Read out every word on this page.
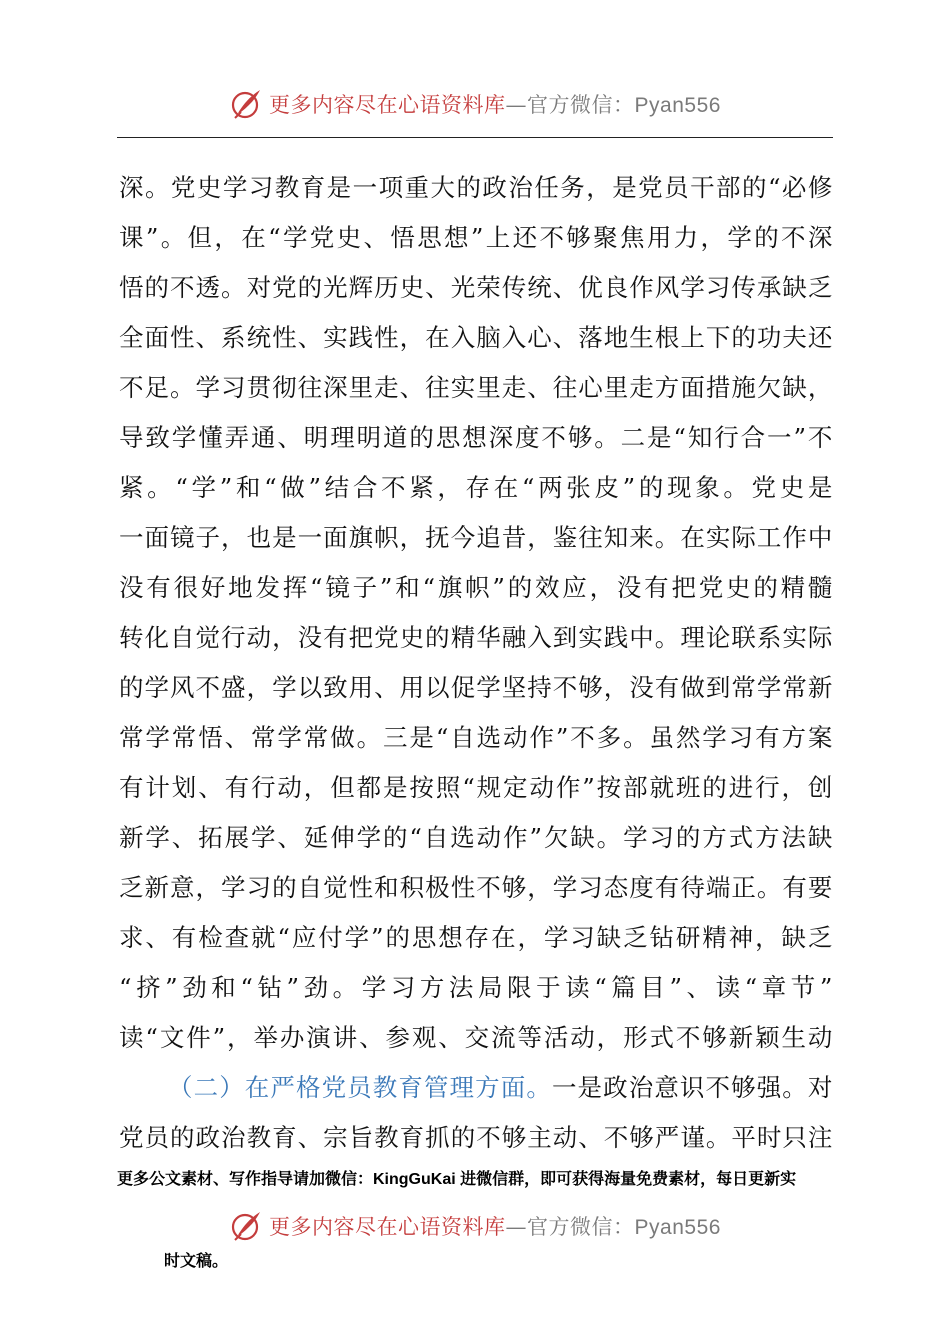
更多内容尽在心语资料库—官方微信：Pyan556
深。党史学习教育是一项重大的政治任务，是党员干部的“必修
课”。但，在“学党史、悟思想”上还不够聚焦用力，学的不深
悟的不透。对党的光辉历史、光荣传统、优良作风学习传承缺乏
全面性、系统性、实践性，在入脑入心、落地生根上下的功夫还
不足。学习贯彻往深里走、往实里走、往心里走方面措施欠缺，
导致学懂弄通、明理明道的思想深度不够。二是“知行合一”不
紧。“学”和“做”结合不紧，存在“两张皮”的现象。党史是
一面镜子，也是一面旗帜，抚今追昔，鉴往知来。在实际工作中
没有很好地发挥“镜子”和“旗帜”的效应，没有把党史的精髓
转化自觉行动，没有把党史的精华融入到实践中。理论联系实际
的学风不盛，学以致用、用以促学坚持不够，没有做到常学常新
常学常悟、常学常做。三是“自选动作”不多。虽然学习有方案
有计划、有行动，但都是按照“规定动作”按部就班的进行，创
新学、拓展学、延伸学的“自选动作”欠缺。学习的方式方法缺
乏新意，学习的自觉性和积极性不够，学习态度有待端正。有要
求、有检查就“应付学”的思想存在，学习缺乏钻研精神，缺乏
“挤”劲和“钻”劲。学习方法局限于读“篇目”、读“章节”
读“文件”，举办演讲、参观、交流等活动，形式不够新颖生动
（二）在严格党员教育管理方面。一是政治意识不够强。对
党员的政治教育、宗旨教育抓的不够主动、不够严谨。平时只注
更多公文素材、写作指导请加微信：KingGuKai 进微信群，即可获得海量免费素材，每日更新实
更多内容尽在心语资料库—官方微信：Pyan556
时文稿。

_ _ _

Report all lines of the data that include the word "自选动作".

常学常悟、常学常做。三是“自选动作”不多。虽然学习有方案
新学、拓展学、延伸学的“自选动作”欠缺。学习的方式方法缺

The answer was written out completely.